Word for word, print each line of the listing below; pictures stay out.

-- Begin Extracted information --

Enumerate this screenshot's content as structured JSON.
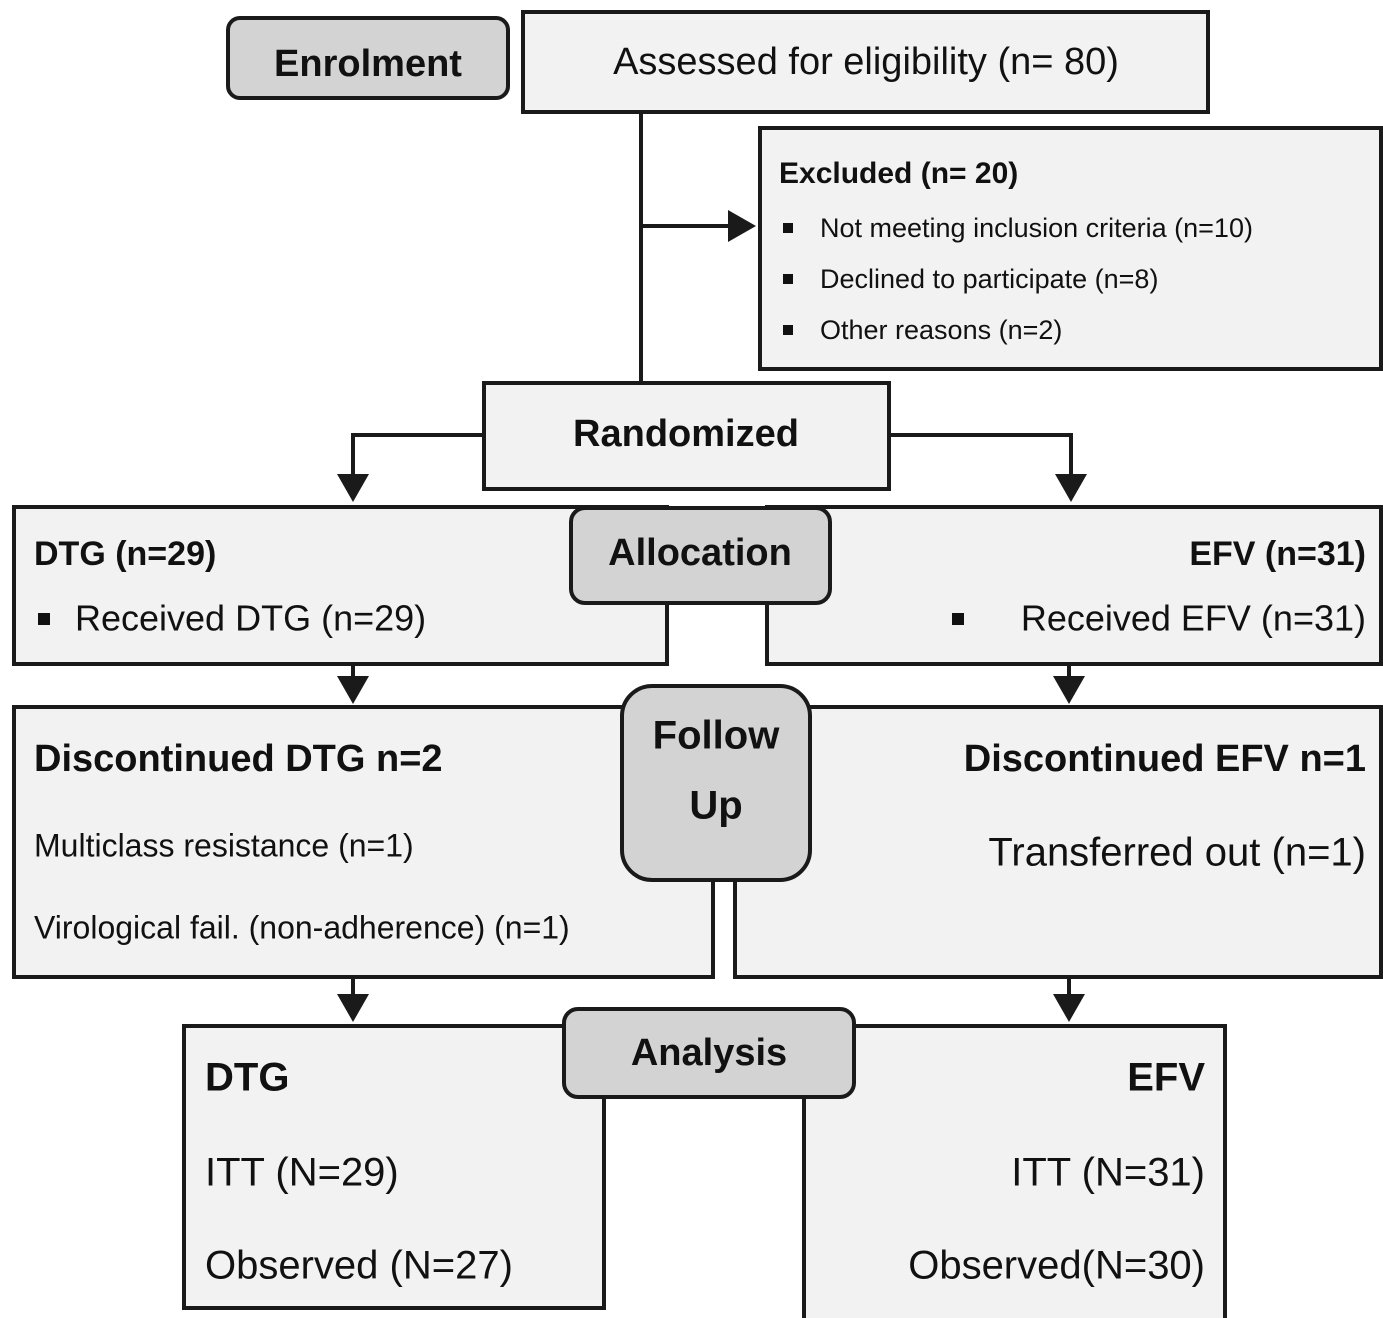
{
  "stages": {
    "enrolment": "Enrolment",
    "allocation": "Allocation",
    "follow_up": [
      "Follow",
      "Up"
    ],
    "analysis": "Analysis"
  },
  "assessed": "Assessed for eligibility (n= 80)",
  "excluded": {
    "title": "Excluded (n= 20)",
    "items": [
      "Not meeting inclusion criteria (n=10)",
      "Declined to participate (n=8)",
      "Other reasons (n=2)"
    ]
  },
  "randomized": "Randomized",
  "allocation": {
    "left": {
      "title": "DTG (n=29)",
      "items": [
        "Received DTG (n=29)"
      ]
    },
    "right": {
      "title": "EFV (n=31)",
      "items": [
        "Received EFV (n=31)"
      ]
    }
  },
  "follow_up": {
    "left": {
      "title": "Discontinued DTG n=2",
      "items": [
        "Multiclass resistance (n=1)",
        "Virological fail. (non-adherence) (n=1)"
      ]
    },
    "right": {
      "title": "Discontinued EFV n=1",
      "items": [
        "Transferred out (n=1)"
      ]
    }
  },
  "analysis": {
    "left": {
      "title": "DTG",
      "items": [
        "ITT (N=29)",
        "Observed (N=27)"
      ]
    },
    "right": {
      "title": "EFV",
      "items": [
        "ITT (N=31)",
        "Observed(N=30)"
      ]
    }
  }
}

-- End Extracted information --

__Output of the exercise__
Enumerate this screenshot's content as structured JSON.
{
  "stages": {
    "enrolment": "Enrolment",
    "allocation": "Allocation",
    "follow_up": [
      "Follow",
      "Up"
    ],
    "analysis": "Analysis"
  },
  "assessed": "Assessed for eligibility (n= 80)",
  "excluded": {
    "title": "Excluded (n= 20)",
    "items": [
      "Not meeting inclusion criteria (n=10)",
      "Declined to participate (n=8)",
      "Other reasons (n=2)"
    ]
  },
  "randomized": "Randomized",
  "allocation": {
    "left": {
      "title": "DTG (n=29)",
      "items": [
        "Received DTG (n=29)"
      ]
    },
    "right": {
      "title": "EFV (n=31)",
      "items": [
        "Received EFV (n=31)"
      ]
    }
  },
  "follow_up": {
    "left": {
      "title": "Discontinued DTG n=2",
      "items": [
        "Multiclass resistance (n=1)",
        "Virological fail. (non-adherence) (n=1)"
      ]
    },
    "right": {
      "title": "Discontinued EFV n=1",
      "items": [
        "Transferred out (n=1)"
      ]
    }
  },
  "analysis": {
    "left": {
      "title": "DTG",
      "items": [
        "ITT (N=29)",
        "Observed (N=27)"
      ]
    },
    "right": {
      "title": "EFV",
      "items": [
        "ITT (N=31)",
        "Observed(N=30)"
      ]
    }
  }
}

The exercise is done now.